> [THE TASK]
Transcribe exactly the lines from the one containing "Output a JSON" through the end of the data, both included. Leave out pictures.

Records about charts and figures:
______

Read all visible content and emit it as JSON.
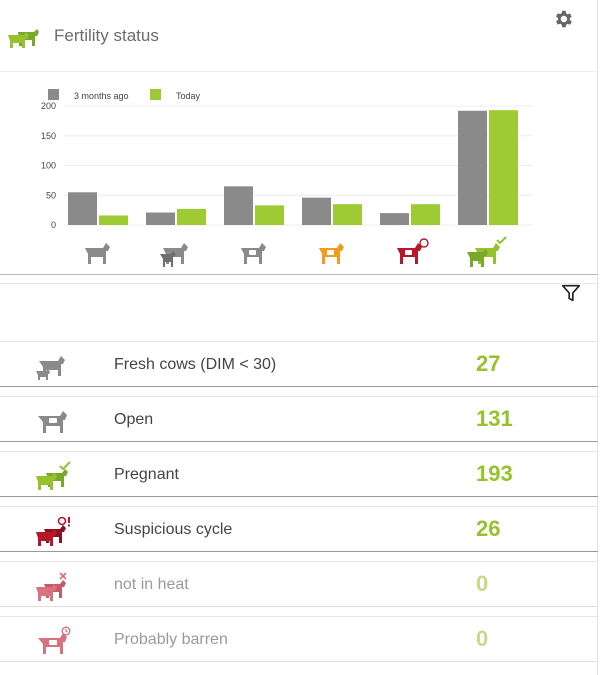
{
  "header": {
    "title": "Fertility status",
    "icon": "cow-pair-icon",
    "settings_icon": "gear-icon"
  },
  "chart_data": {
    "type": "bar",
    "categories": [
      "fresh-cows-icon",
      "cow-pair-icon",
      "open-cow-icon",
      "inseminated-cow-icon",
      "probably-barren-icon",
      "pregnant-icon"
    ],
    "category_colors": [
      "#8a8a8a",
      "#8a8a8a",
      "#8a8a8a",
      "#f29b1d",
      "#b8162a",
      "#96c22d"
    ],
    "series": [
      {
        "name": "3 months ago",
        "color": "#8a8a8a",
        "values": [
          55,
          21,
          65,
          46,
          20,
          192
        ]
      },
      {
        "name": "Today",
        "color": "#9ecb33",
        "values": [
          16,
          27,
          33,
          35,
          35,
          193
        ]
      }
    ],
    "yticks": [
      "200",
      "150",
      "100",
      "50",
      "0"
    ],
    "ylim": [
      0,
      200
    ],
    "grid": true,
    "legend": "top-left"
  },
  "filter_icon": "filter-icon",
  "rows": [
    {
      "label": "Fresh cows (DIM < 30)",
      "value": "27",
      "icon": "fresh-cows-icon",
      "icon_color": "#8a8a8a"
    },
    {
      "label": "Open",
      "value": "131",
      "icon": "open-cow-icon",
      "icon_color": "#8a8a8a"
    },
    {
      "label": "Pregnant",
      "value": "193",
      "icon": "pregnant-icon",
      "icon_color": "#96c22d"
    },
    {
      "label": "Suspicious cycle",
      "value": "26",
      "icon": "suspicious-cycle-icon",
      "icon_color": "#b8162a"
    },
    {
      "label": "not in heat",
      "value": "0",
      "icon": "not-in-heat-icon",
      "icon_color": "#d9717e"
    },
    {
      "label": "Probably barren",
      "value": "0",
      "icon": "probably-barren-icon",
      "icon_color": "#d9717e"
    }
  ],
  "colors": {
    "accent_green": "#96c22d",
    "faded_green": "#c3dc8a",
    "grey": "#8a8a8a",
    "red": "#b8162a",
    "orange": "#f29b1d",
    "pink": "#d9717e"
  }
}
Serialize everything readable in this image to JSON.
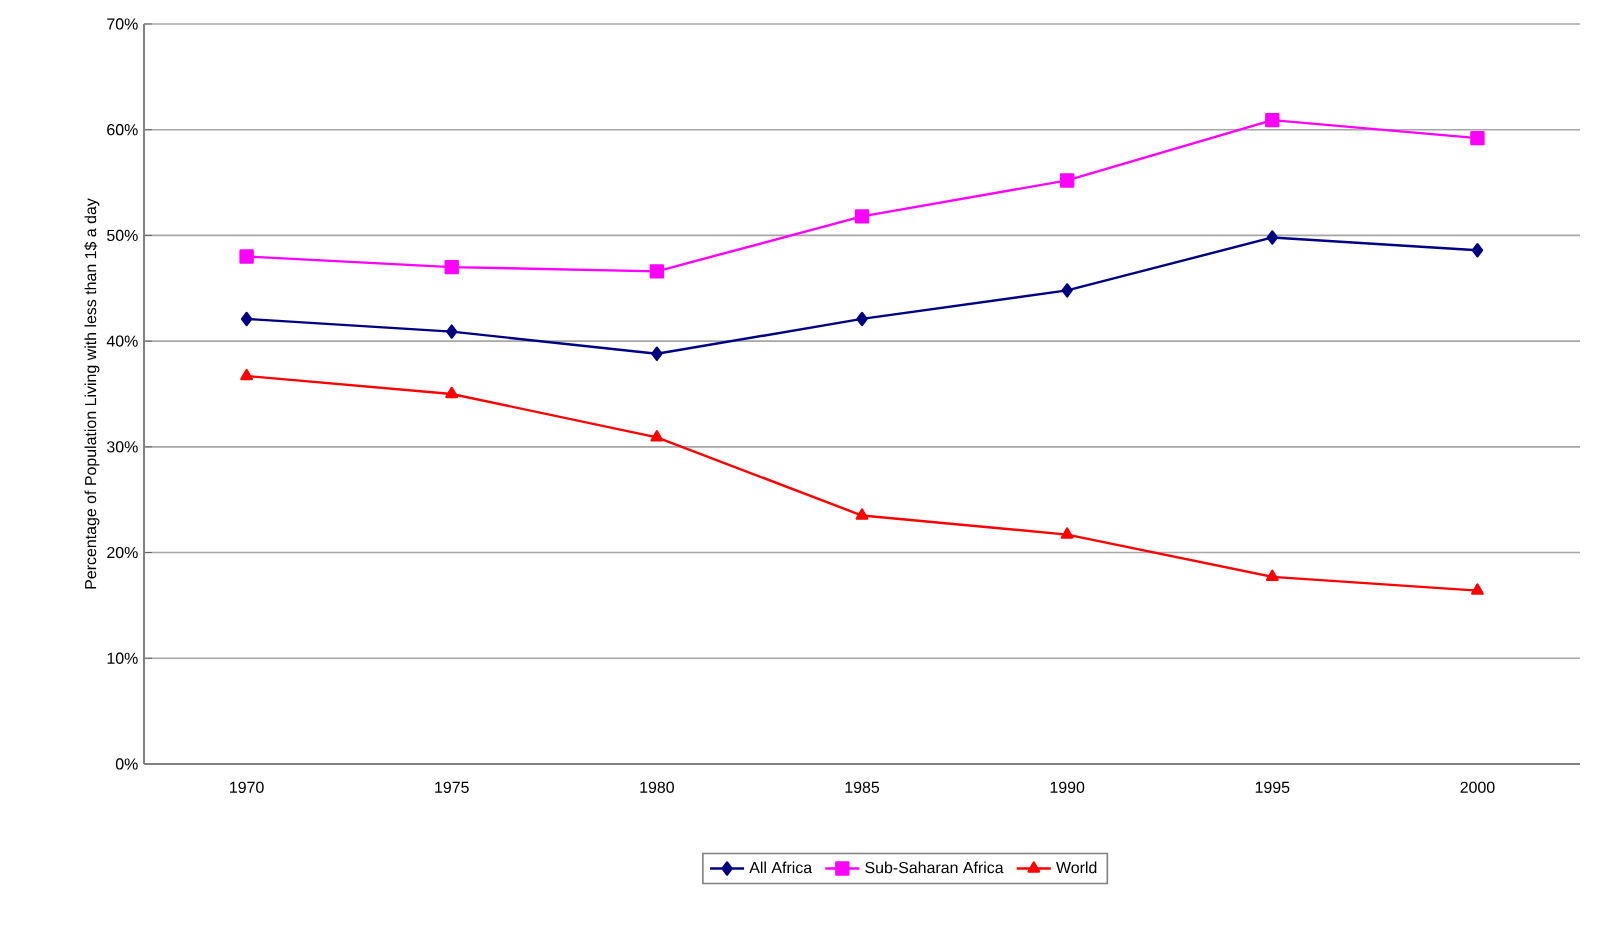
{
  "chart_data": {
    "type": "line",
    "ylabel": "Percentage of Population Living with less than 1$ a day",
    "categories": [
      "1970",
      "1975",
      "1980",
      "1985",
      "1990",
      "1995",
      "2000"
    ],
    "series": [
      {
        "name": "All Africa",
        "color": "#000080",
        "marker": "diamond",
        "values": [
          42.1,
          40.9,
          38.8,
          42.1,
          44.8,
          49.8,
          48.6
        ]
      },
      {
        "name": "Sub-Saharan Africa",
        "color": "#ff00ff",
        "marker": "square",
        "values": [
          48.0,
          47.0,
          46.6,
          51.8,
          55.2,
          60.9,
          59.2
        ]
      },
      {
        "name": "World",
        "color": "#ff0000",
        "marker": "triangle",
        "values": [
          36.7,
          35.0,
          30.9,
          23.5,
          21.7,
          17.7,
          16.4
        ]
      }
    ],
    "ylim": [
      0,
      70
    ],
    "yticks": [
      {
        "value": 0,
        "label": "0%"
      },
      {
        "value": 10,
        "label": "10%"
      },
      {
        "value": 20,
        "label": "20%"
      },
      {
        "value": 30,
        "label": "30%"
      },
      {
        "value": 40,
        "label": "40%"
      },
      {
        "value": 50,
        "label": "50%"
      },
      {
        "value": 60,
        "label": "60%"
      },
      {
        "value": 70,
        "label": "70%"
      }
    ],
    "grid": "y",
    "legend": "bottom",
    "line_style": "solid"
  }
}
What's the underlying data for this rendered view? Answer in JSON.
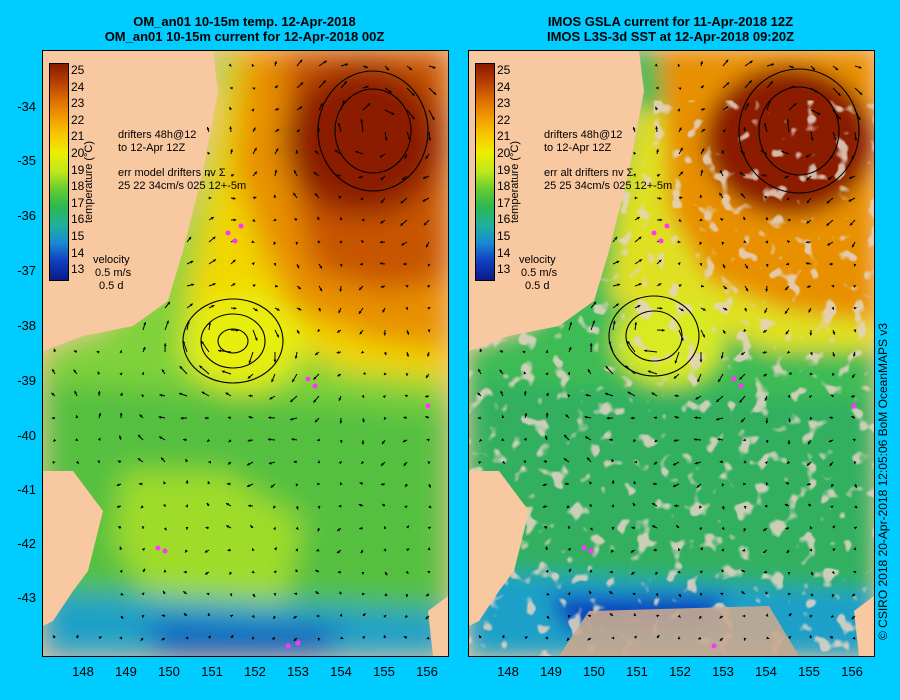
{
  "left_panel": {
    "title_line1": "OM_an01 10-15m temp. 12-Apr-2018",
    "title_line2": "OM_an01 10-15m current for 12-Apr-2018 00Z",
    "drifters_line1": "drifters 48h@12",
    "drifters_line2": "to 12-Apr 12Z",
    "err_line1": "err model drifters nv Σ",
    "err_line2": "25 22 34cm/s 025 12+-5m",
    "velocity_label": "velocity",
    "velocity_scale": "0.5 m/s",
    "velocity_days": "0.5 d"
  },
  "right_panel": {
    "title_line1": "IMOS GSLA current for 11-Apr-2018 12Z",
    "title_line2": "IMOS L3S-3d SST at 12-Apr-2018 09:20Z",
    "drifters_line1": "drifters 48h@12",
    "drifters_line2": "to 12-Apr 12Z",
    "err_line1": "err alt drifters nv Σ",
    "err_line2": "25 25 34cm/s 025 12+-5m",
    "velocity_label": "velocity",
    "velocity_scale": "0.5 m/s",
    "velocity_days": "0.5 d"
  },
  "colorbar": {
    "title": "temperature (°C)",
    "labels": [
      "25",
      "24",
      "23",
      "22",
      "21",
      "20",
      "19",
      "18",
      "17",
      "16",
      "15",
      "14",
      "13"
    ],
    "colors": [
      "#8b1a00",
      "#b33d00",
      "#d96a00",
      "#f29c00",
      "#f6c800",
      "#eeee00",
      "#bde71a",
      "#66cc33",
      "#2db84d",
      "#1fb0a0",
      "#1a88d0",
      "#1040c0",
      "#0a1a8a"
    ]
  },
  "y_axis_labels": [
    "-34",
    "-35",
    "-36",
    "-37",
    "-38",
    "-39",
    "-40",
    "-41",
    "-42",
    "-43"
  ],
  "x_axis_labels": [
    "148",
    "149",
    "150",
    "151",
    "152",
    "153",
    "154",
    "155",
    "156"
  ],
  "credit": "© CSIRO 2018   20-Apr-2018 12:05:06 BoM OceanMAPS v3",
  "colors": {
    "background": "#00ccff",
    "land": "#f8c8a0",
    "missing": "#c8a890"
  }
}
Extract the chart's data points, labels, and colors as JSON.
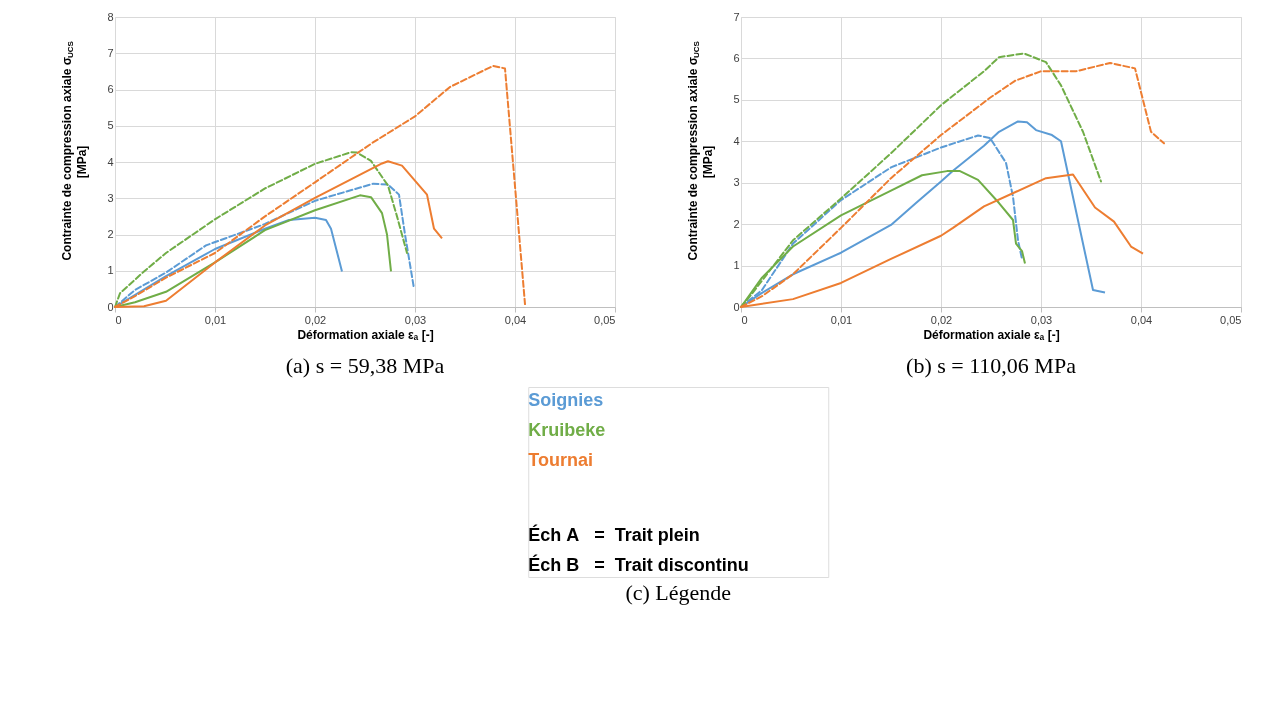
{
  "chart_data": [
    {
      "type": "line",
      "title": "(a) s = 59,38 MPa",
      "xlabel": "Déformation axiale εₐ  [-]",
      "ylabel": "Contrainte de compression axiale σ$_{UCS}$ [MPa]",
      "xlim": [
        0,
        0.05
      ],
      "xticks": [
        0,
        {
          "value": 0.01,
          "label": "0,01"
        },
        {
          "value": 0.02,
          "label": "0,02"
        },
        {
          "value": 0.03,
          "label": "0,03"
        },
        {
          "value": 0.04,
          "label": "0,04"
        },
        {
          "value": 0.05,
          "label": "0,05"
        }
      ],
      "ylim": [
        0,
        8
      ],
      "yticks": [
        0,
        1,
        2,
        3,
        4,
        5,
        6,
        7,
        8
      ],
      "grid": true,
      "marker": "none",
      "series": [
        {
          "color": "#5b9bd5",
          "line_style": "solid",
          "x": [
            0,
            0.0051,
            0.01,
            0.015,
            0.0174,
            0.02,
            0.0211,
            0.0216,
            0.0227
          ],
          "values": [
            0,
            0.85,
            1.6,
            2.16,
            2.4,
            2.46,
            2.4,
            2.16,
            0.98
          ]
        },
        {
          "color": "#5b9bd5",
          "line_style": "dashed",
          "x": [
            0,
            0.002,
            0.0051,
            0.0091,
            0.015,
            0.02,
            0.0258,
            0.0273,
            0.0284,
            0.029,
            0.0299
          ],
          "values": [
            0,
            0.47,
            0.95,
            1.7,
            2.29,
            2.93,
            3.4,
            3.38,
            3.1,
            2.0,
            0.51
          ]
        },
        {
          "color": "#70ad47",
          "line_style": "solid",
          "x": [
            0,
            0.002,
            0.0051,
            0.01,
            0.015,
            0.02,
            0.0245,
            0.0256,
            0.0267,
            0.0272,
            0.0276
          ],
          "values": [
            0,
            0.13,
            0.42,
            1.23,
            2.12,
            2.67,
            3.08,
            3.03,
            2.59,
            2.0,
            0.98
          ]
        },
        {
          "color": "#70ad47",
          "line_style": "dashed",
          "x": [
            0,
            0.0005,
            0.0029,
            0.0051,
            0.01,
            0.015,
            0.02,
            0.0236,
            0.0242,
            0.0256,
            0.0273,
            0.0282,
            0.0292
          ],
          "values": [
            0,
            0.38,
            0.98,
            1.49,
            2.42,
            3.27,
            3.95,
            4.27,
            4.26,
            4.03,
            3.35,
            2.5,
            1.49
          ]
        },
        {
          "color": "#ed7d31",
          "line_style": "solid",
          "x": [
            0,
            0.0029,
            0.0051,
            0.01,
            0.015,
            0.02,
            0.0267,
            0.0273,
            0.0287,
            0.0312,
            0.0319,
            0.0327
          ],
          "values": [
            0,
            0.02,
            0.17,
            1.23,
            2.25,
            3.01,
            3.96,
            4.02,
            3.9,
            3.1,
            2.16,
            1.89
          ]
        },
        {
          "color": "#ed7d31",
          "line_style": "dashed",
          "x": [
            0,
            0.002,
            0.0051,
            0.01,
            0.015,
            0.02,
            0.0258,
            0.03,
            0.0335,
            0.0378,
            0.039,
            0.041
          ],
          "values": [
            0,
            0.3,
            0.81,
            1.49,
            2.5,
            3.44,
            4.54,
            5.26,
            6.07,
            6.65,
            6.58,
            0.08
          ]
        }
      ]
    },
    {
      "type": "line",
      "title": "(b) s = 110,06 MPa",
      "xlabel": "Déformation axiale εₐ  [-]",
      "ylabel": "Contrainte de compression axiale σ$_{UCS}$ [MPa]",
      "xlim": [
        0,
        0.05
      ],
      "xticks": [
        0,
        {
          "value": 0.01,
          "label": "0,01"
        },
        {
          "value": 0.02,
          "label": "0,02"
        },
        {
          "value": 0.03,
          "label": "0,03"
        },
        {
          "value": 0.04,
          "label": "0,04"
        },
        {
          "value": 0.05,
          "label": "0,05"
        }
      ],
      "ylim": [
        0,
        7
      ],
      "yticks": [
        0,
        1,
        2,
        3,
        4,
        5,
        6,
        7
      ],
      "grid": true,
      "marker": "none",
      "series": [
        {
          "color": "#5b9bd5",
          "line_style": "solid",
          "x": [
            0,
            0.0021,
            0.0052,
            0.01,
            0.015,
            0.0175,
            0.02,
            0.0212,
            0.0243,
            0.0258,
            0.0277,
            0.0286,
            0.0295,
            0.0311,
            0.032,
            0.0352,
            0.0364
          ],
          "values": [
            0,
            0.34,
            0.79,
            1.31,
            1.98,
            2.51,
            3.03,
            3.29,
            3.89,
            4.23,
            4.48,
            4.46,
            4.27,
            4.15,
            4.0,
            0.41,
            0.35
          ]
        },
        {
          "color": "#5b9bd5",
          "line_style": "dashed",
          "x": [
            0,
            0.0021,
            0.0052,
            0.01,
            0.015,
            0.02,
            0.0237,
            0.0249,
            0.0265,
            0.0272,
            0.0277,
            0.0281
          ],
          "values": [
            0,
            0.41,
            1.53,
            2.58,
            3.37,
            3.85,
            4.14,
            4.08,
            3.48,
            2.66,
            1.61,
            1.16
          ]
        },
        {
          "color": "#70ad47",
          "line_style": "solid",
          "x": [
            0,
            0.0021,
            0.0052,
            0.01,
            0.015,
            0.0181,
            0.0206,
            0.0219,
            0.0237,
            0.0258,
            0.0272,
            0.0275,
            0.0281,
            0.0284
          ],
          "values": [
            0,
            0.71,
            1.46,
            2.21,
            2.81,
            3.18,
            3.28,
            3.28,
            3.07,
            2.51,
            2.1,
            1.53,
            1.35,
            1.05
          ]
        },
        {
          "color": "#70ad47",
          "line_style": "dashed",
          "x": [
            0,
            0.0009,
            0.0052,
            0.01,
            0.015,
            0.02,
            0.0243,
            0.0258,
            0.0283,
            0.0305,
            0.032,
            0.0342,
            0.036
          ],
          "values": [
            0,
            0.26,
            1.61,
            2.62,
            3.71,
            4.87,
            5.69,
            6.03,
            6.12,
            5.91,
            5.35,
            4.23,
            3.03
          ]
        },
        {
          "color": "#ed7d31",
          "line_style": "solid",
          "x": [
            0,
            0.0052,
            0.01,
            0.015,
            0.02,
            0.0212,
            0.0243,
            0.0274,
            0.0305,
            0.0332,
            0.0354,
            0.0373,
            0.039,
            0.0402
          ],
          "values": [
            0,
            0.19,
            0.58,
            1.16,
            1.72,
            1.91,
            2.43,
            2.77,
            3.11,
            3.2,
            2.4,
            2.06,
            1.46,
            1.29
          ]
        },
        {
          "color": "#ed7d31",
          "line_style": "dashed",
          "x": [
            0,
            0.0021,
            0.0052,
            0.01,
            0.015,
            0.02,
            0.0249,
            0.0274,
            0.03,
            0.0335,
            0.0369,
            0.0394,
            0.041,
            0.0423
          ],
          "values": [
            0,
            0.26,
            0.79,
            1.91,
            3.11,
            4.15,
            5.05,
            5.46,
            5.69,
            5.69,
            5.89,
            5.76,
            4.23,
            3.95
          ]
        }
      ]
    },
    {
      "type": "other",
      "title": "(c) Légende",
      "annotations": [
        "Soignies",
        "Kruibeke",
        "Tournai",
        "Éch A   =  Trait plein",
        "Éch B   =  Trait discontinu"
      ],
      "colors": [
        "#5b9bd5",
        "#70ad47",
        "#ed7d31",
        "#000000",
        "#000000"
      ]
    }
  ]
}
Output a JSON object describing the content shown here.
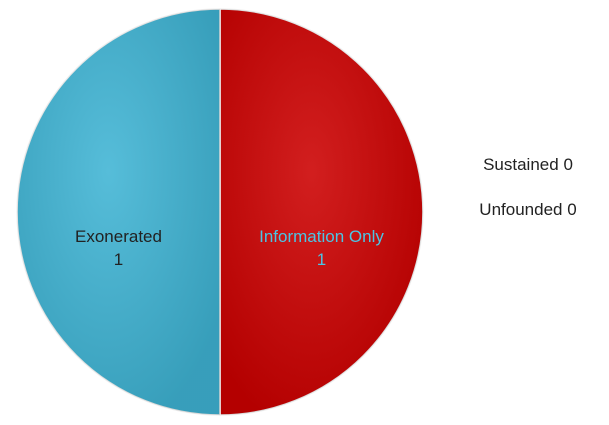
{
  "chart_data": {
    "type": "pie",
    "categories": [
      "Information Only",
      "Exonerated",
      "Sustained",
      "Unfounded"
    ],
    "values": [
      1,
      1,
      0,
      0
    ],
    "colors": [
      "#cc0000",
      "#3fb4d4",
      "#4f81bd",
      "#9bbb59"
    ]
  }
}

______

> [FINISHED TASK]
Output a JSON object describing the content shown here.
{
  "chart_data": {
    "type": "pie",
    "categories": [
      "Information Only",
      "Exonerated",
      "Sustained",
      "Unfounded"
    ],
    "values": [
      1,
      1,
      0,
      0
    ],
    "colors": [
      "#cc0000",
      "#3fb4d4",
      "#4f81bd",
      "#9bbb59"
    ]
  }
}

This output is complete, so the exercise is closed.